What is expected - Below are some records; repeat them all exactly, minus the pictures.

Data listing

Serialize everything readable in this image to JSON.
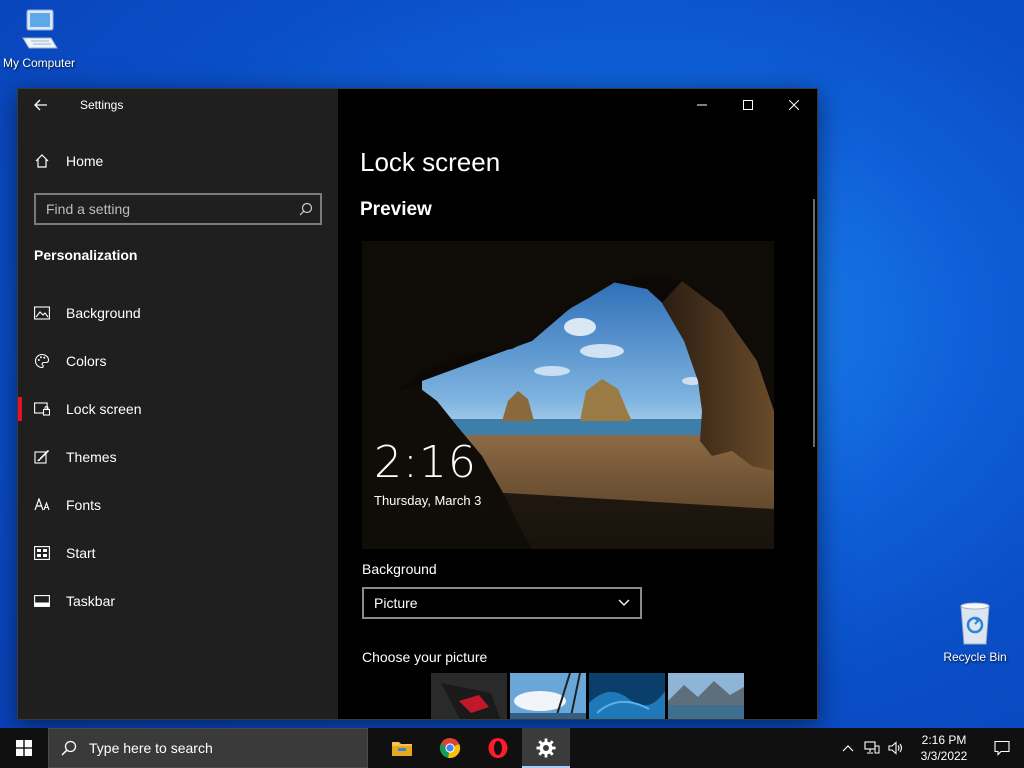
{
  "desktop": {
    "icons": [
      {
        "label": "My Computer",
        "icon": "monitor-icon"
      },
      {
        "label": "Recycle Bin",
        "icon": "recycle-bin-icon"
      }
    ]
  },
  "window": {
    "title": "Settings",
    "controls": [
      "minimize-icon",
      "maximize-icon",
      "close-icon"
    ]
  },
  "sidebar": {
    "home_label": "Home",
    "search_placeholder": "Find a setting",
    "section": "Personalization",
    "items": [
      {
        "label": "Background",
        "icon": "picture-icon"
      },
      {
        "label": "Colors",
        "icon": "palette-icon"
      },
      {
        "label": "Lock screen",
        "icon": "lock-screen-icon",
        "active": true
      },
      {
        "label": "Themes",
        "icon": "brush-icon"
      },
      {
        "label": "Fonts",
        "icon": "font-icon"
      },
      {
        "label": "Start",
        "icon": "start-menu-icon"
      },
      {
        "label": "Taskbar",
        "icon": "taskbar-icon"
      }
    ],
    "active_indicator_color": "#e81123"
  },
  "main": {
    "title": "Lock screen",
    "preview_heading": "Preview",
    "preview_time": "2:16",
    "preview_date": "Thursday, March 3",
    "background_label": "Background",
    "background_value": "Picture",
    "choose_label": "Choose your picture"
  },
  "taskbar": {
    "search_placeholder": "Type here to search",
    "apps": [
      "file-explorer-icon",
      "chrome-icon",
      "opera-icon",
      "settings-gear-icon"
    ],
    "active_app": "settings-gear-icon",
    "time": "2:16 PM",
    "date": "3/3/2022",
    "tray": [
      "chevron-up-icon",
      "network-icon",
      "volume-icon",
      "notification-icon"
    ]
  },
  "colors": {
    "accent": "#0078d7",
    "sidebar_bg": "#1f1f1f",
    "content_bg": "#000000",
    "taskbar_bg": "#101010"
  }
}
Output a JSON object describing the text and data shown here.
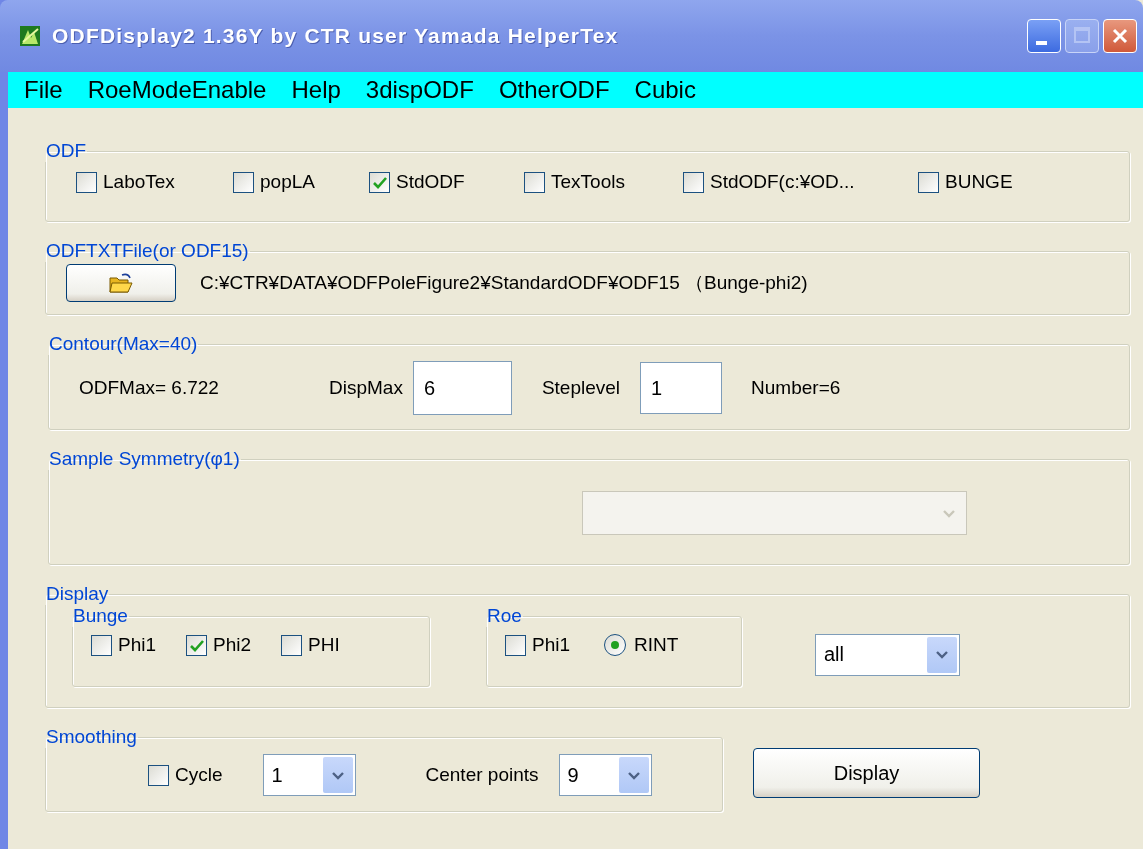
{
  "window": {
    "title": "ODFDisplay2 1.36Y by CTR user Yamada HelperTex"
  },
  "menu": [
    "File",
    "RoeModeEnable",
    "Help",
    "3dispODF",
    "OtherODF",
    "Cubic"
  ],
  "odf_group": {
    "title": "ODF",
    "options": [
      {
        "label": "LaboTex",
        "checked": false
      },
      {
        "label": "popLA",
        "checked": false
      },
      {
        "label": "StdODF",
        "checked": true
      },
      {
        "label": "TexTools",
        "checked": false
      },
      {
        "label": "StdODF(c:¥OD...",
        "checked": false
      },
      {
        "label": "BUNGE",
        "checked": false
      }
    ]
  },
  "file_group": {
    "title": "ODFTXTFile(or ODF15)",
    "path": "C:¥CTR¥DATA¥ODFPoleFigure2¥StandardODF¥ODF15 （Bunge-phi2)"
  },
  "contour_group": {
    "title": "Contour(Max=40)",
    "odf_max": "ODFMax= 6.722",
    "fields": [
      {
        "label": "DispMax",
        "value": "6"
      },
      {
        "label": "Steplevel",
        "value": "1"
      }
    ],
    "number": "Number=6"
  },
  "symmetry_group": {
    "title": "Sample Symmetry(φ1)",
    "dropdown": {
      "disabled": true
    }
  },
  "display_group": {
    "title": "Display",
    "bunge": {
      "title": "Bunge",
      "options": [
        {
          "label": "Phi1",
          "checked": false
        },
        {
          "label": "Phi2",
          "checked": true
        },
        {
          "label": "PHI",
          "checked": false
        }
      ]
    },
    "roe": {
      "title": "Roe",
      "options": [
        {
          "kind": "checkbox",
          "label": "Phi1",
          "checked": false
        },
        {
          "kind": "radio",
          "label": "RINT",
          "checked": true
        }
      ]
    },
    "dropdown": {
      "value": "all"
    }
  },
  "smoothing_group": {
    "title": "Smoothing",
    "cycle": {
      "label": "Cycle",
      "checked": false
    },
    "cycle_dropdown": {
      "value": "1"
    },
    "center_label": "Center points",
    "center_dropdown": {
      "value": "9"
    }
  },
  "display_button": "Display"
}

Expected answer -
Serialize everything readable in this image to JSON.
{
  "desktop": {
    "icons": [
      {
        "label": "My Computer",
        "icon": "monitor-icon"
      },
      {
        "label": "Recycle Bin",
        "icon": "recycle-bin-icon"
      }
    ]
  },
  "window": {
    "title": "Settings",
    "controls": [
      "minimize-icon",
      "maximize-icon",
      "close-icon"
    ]
  },
  "sidebar": {
    "home_label": "Home",
    "search_placeholder": "Find a setting",
    "section": "Personalization",
    "items": [
      {
        "label": "Background",
        "icon": "picture-icon"
      },
      {
        "label": "Colors",
        "icon": "palette-icon"
      },
      {
        "label": "Lock screen",
        "icon": "lock-screen-icon",
        "active": true
      },
      {
        "label": "Themes",
        "icon": "brush-icon"
      },
      {
        "label": "Fonts",
        "icon": "font-icon"
      },
      {
        "label": "Start",
        "icon": "start-menu-icon"
      },
      {
        "label": "Taskbar",
        "icon": "taskbar-icon"
      }
    ],
    "active_indicator_color": "#e81123"
  },
  "main": {
    "title": "Lock screen",
    "preview_heading": "Preview",
    "preview_time": "2:16",
    "preview_date": "Thursday, March 3",
    "background_label": "Background",
    "background_value": "Picture",
    "choose_label": "Choose your picture"
  },
  "taskbar": {
    "search_placeholder": "Type here to search",
    "apps": [
      "file-explorer-icon",
      "chrome-icon",
      "opera-icon",
      "settings-gear-icon"
    ],
    "active_app": "settings-gear-icon",
    "time": "2:16 PM",
    "date": "3/3/2022",
    "tray": [
      "chevron-up-icon",
      "network-icon",
      "volume-icon",
      "notification-icon"
    ]
  },
  "colors": {
    "accent": "#0078d7",
    "sidebar_bg": "#1f1f1f",
    "content_bg": "#000000",
    "taskbar_bg": "#101010"
  }
}
Output a JSON object describing the text and data shown here.
{
  "window": {
    "title": "ODFDisplay2 1.36Y by CTR user Yamada HelperTex"
  },
  "menu": [
    "File",
    "RoeModeEnable",
    "Help",
    "3dispODF",
    "OtherODF",
    "Cubic"
  ],
  "odf_group": {
    "title": "ODF",
    "options": [
      {
        "label": "LaboTex",
        "checked": false
      },
      {
        "label": "popLA",
        "checked": false
      },
      {
        "label": "StdODF",
        "checked": true
      },
      {
        "label": "TexTools",
        "checked": false
      },
      {
        "label": "StdODF(c:¥OD...",
        "checked": false
      },
      {
        "label": "BUNGE",
        "checked": false
      }
    ]
  },
  "file_group": {
    "title": "ODFTXTFile(or ODF15)",
    "path": "C:¥CTR¥DATA¥ODFPoleFigure2¥StandardODF¥ODF15 （Bunge-phi2)"
  },
  "contour_group": {
    "title": "Contour(Max=40)",
    "odf_max": "ODFMax= 6.722",
    "fields": [
      {
        "label": "DispMax",
        "value": "6"
      },
      {
        "label": "Steplevel",
        "value": "1"
      }
    ],
    "number": "Number=6"
  },
  "symmetry_group": {
    "title": "Sample Symmetry(φ1)",
    "dropdown": {
      "disabled": true
    }
  },
  "display_group": {
    "title": "Display",
    "bunge": {
      "title": "Bunge",
      "options": [
        {
          "label": "Phi1",
          "checked": false
        },
        {
          "label": "Phi2",
          "checked": true
        },
        {
          "label": "PHI",
          "checked": false
        }
      ]
    },
    "roe": {
      "title": "Roe",
      "options": [
        {
          "kind": "checkbox",
          "label": "Phi1",
          "checked": false
        },
        {
          "kind": "radio",
          "label": "RINT",
          "checked": true
        }
      ]
    },
    "dropdown": {
      "value": "all"
    }
  },
  "smoothing_group": {
    "title": "Smoothing",
    "cycle": {
      "label": "Cycle",
      "checked": false
    },
    "cycle_dropdown": {
      "value": "1"
    },
    "center_label": "Center points",
    "center_dropdown": {
      "value": "9"
    }
  },
  "display_button": "Display"
}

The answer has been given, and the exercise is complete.